Set task | Go through the records and copy each line where the word "close" occurs.

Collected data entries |
____

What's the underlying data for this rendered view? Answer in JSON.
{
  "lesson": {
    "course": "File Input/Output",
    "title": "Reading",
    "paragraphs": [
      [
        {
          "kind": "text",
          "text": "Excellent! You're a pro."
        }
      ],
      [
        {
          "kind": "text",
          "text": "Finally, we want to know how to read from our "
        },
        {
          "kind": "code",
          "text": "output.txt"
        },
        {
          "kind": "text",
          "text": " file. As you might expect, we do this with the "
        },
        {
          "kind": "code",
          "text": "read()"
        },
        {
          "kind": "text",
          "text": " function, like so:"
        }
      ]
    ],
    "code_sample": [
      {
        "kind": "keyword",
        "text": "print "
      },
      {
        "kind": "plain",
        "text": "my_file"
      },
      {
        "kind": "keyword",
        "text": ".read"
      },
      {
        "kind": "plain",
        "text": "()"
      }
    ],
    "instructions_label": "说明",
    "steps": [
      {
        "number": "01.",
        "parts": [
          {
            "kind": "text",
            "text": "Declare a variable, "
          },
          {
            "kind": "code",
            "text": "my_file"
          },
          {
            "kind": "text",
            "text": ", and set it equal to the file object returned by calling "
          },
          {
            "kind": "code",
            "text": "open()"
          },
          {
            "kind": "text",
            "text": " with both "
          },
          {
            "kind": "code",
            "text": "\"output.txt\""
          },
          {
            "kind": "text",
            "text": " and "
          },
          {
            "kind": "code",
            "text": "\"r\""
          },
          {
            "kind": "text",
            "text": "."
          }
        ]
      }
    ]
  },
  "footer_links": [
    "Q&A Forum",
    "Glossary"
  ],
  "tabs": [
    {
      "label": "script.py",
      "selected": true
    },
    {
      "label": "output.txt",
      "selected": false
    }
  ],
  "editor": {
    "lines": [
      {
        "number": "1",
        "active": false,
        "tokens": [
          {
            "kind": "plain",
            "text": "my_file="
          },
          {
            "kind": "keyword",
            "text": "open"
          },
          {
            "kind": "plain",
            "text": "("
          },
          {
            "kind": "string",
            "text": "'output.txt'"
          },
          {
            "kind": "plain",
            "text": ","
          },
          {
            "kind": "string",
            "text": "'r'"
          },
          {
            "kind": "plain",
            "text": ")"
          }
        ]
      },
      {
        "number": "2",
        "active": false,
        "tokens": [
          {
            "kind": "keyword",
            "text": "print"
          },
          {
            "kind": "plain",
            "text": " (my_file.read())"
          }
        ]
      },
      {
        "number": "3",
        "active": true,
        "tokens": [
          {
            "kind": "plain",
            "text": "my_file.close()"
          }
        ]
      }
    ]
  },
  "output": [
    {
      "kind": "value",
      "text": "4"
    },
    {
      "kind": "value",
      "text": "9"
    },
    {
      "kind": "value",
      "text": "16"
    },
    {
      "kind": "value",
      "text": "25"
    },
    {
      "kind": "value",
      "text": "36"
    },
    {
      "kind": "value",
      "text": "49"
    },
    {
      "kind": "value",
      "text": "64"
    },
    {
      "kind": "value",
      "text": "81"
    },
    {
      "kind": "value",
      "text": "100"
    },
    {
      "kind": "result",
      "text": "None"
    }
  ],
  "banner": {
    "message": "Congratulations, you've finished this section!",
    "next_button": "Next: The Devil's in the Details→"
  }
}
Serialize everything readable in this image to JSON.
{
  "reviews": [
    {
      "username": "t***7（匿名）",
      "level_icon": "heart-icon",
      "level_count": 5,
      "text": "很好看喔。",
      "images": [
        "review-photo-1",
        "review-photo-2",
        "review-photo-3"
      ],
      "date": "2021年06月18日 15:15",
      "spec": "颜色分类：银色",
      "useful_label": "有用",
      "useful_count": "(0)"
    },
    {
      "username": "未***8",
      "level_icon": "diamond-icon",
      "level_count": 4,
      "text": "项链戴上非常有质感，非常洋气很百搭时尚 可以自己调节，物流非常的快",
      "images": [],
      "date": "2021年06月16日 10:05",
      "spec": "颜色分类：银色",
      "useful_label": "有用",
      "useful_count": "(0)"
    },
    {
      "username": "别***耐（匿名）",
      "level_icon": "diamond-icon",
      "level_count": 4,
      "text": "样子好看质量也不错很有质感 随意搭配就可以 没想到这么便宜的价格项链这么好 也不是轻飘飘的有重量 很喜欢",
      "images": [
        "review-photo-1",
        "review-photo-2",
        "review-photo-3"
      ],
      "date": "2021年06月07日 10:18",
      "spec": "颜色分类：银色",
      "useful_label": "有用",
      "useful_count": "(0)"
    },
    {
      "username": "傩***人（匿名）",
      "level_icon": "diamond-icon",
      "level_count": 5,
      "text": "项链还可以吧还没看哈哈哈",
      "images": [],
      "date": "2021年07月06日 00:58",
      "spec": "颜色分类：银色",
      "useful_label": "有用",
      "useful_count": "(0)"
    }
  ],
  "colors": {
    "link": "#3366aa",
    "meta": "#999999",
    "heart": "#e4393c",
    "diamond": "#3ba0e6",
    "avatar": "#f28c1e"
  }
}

____

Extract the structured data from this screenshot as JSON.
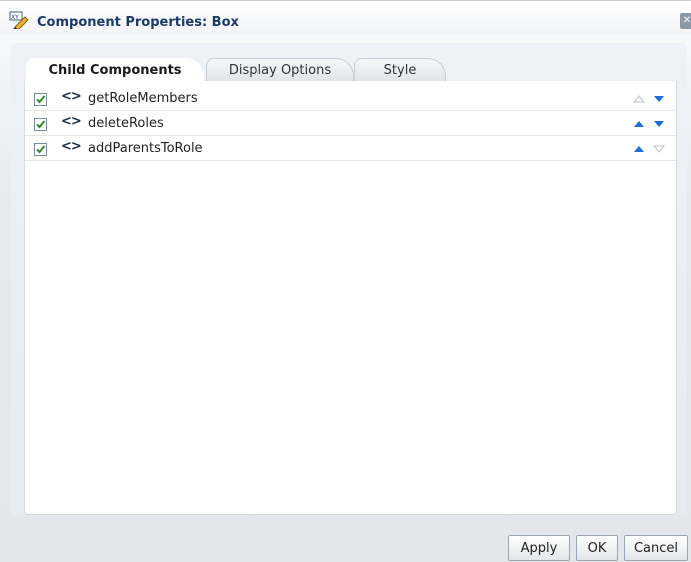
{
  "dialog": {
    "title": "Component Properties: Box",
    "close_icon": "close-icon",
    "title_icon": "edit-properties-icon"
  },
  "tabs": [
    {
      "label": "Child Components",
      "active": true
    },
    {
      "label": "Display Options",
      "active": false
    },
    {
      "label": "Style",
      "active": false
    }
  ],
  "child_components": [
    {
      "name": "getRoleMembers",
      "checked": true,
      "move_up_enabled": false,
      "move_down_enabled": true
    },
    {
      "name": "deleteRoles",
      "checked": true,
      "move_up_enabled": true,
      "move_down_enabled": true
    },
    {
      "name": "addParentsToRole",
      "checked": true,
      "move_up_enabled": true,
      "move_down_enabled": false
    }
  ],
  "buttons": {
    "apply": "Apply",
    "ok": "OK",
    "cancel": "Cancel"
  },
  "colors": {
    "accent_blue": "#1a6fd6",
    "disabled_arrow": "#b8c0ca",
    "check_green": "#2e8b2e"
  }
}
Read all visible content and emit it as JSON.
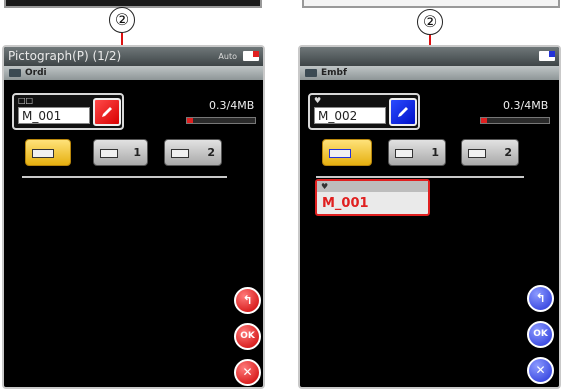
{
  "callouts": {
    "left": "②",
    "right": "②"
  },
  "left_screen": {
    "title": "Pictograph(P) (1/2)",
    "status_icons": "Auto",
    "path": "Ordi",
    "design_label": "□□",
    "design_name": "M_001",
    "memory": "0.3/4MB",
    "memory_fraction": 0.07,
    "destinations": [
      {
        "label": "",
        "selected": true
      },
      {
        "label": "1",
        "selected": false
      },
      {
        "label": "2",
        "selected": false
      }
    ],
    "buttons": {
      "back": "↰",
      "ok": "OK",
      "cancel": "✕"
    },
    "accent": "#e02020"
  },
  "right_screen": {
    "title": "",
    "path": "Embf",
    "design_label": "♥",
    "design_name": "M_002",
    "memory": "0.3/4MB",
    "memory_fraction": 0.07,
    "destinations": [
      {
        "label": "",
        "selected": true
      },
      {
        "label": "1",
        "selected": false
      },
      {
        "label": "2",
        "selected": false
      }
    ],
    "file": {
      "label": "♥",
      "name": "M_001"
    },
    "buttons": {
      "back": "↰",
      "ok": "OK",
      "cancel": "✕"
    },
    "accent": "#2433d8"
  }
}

____

Final result |
            "text": "my_file.close()"
    "close_icon": "close-icon",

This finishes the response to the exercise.